DATASET RECORDS:
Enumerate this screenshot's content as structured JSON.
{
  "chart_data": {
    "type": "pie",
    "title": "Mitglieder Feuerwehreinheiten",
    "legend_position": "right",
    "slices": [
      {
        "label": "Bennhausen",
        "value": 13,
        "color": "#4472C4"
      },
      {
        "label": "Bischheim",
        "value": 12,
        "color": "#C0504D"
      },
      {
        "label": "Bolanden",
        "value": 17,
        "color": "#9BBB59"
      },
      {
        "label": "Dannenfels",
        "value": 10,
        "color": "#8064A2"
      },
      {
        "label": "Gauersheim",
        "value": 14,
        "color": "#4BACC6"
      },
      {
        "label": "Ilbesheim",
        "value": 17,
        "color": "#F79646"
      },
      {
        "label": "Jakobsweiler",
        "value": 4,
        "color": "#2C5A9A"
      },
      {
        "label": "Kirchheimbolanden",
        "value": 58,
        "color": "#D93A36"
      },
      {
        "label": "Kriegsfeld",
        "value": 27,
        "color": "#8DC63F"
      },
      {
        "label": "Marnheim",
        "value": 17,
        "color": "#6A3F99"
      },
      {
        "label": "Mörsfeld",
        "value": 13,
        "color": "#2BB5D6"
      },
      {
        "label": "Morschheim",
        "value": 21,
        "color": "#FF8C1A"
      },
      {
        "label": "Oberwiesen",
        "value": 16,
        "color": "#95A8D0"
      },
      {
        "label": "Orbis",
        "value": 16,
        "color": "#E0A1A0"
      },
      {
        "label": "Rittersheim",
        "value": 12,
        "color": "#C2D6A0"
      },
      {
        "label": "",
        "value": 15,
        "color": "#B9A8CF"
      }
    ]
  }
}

INSTRUCTIONS TO FOLLOW:
Give the entries again in full, exactly as they are written.

ANSWER TO THE TASK:
Enumerate this screenshot's content as structured JSON.
{
  "chart_data": {
    "type": "pie",
    "title": "Mitglieder Feuerwehreinheiten",
    "legend_position": "right",
    "slices": [
      {
        "label": "Bennhausen",
        "value": 13,
        "color": "#4472C4"
      },
      {
        "label": "Bischheim",
        "value": 12,
        "color": "#C0504D"
      },
      {
        "label": "Bolanden",
        "value": 17,
        "color": "#9BBB59"
      },
      {
        "label": "Dannenfels",
        "value": 10,
        "color": "#8064A2"
      },
      {
        "label": "Gauersheim",
        "value": 14,
        "color": "#4BACC6"
      },
      {
        "label": "Ilbesheim",
        "value": 17,
        "color": "#F79646"
      },
      {
        "label": "Jakobsweiler",
        "value": 4,
        "color": "#2C5A9A"
      },
      {
        "label": "Kirchheimbolanden",
        "value": 58,
        "color": "#D93A36"
      },
      {
        "label": "Kriegsfeld",
        "value": 27,
        "color": "#8DC63F"
      },
      {
        "label": "Marnheim",
        "value": 17,
        "color": "#6A3F99"
      },
      {
        "label": "Mörsfeld",
        "value": 13,
        "color": "#2BB5D6"
      },
      {
        "label": "Morschheim",
        "value": 21,
        "color": "#FF8C1A"
      },
      {
        "label": "Oberwiesen",
        "value": 16,
        "color": "#95A8D0"
      },
      {
        "label": "Orbis",
        "value": 16,
        "color": "#E0A1A0"
      },
      {
        "label": "Rittersheim",
        "value": 12,
        "color": "#C2D6A0"
      },
      {
        "label": "",
        "value": 15,
        "color": "#B9A8CF"
      }
    ]
  }
}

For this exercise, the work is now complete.